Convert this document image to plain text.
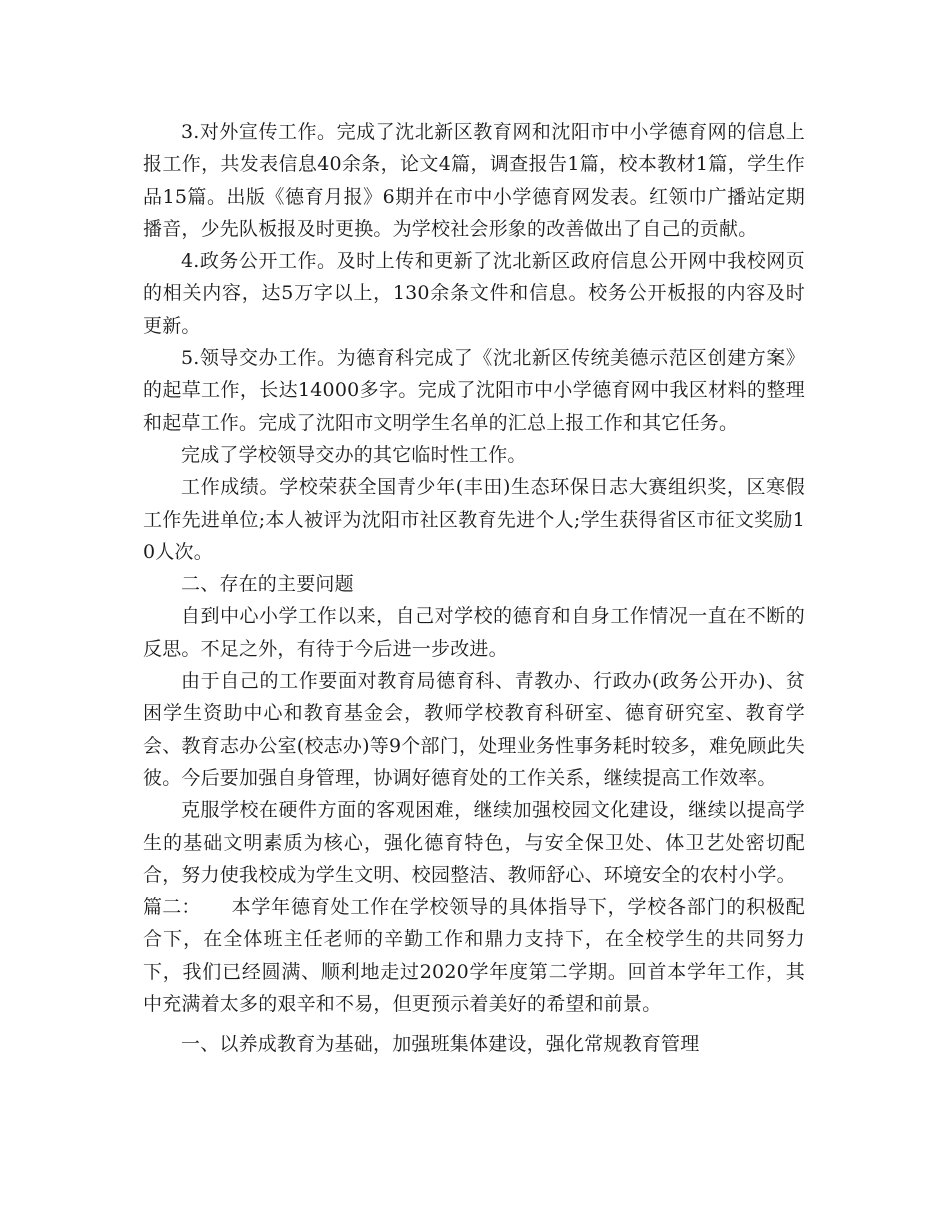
3.对外宣传工作。完成了沈北新区教育网和沈阳市中小学德育网的信息上报工作，共发表信息40余条，论文4篇，调查报告1篇，校本教材1篇，学生作品15篇。出版《德育月报》6期并在市中小学德育网发表。红领巾广播站定期播音，少先队板报及时更换。为学校社会形象的改善做出了自己的贡献。

4.政务公开工作。及时上传和更新了沈北新区政府信息公开网中我校网页的相关内容，达5万字以上，130余条文件和信息。校务公开板报的内容及时更新。

5.领导交办工作。为德育科完成了《沈北新区传统美德示范区创建方案》的起草工作，长达14000多字。完成了沈阳市中小学德育网中我区材料的整理和起草工作。完成了沈阳市文明学生名单的汇总上报工作和其它任务。

完成了学校领导交办的其它临时性工作。

工作成绩。学校荣获全国青少年(丰田)生态环保日志大赛组织奖，区寒假工作先进单位;本人被评为沈阳市社区教育先进个人;学生获得省区市征文奖励10人次。

二、存在的主要问题

自到中心小学工作以来，自己对学校的德育和自身工作情况一直在不断的反思。不足之外，有待于今后进一步改进。

由于自己的工作要面对教育局德育科、青教办、行政办(政务公开办)、贫困学生资助中心和教育基金会，教师学校教育科研室、德育研究室、教育学会、教育志办公室(校志办)等9个部门，处理业务性事务耗时较多，难免顾此失彼。今后要加强自身管理，协调好德育处的工作关系，继续提高工作效率。

克服学校在硬件方面的客观困难，继续加强校园文化建设，继续以提高学生的基础文明素质为核心，强化德育特色，与安全保卫处、体卫艺处密切配合，努力使我校成为学生文明、校园整洁、教师舒心、环境安全的农村小学。

篇二： 本学年德育处工作在学校领导的具体指导下，学校各部门的积极配合下，在全体班主任老师的辛勤工作和鼎力支持下，在全校学生的共同努力下，我们已经圆满、顺利地走过2020学年度第二学期。回首本学年工作，其中充满着太多的艰辛和不易，但更预示着美好的希望和前景。

一、以养成教育为基础，加强班集体建设，强化常规教育管理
* * *
**What is required**
Set down every entry word for word, but omit the pictures.

**Correct result**
Convert this document image to plain text.
3.对外宣传工作。完成了沈北新区教育网和沈阳市中小学德育网的信息上报工作，共发表信息40余条，论文4篇，调查报告1篇，校本教材1篇，学生作品15篇。出版《德育月报》6期并在市中小学德育网发表。红领巾广播站定期播音，少先队板报及时更换。为学校社会形象的改善做出了自己的贡献。

4.政务公开工作。及时上传和更新了沈北新区政府信息公开网中我校网页的相关内容，达5万字以上，130余条文件和信息。校务公开板报的内容及时更新。

5.领导交办工作。为德育科完成了《沈北新区传统美德示范区创建方案》的起草工作，长达14000多字。完成了沈阳市中小学德育网中我区材料的整理和起草工作。完成了沈阳市文明学生名单的汇总上报工作和其它任务。

完成了学校领导交办的其它临时性工作。

工作成绩。学校荣获全国青少年(丰田)生态环保日志大赛组织奖，区寒假工作先进单位;本人被评为沈阳市社区教育先进个人;学生获得省区市征文奖励10人次。

二、存在的主要问题

自到中心小学工作以来，自己对学校的德育和自身工作情况一直在不断的反思。不足之外，有待于今后进一步改进。

由于自己的工作要面对教育局德育科、青教办、行政办(政务公开办)、贫困学生资助中心和教育基金会，教师学校教育科研室、德育研究室、教育学会、教育志办公室(校志办)等9个部门，处理业务性事务耗时较多，难免顾此失彼。今后要加强自身管理，协调好德育处的工作关系，继续提高工作效率。

克服学校在硬件方面的客观困难，继续加强校园文化建设，继续以提高学生的基础文明素质为核心，强化德育特色，与安全保卫处、体卫艺处密切配合，努力使我校成为学生文明、校园整洁、教师舒心、环境安全的农村小学。

篇二： 本学年德育处工作在学校领导的具体指导下，学校各部门的积极配合下，在全体班主任老师的辛勤工作和鼎力支持下，在全校学生的共同努力下，我们已经圆满、顺利地走过2020学年度第二学期。回首本学年工作，其中充满着太多的艰辛和不易，但更预示着美好的希望和前景。

一、以养成教育为基础，加强班集体建设，强化常规教育管理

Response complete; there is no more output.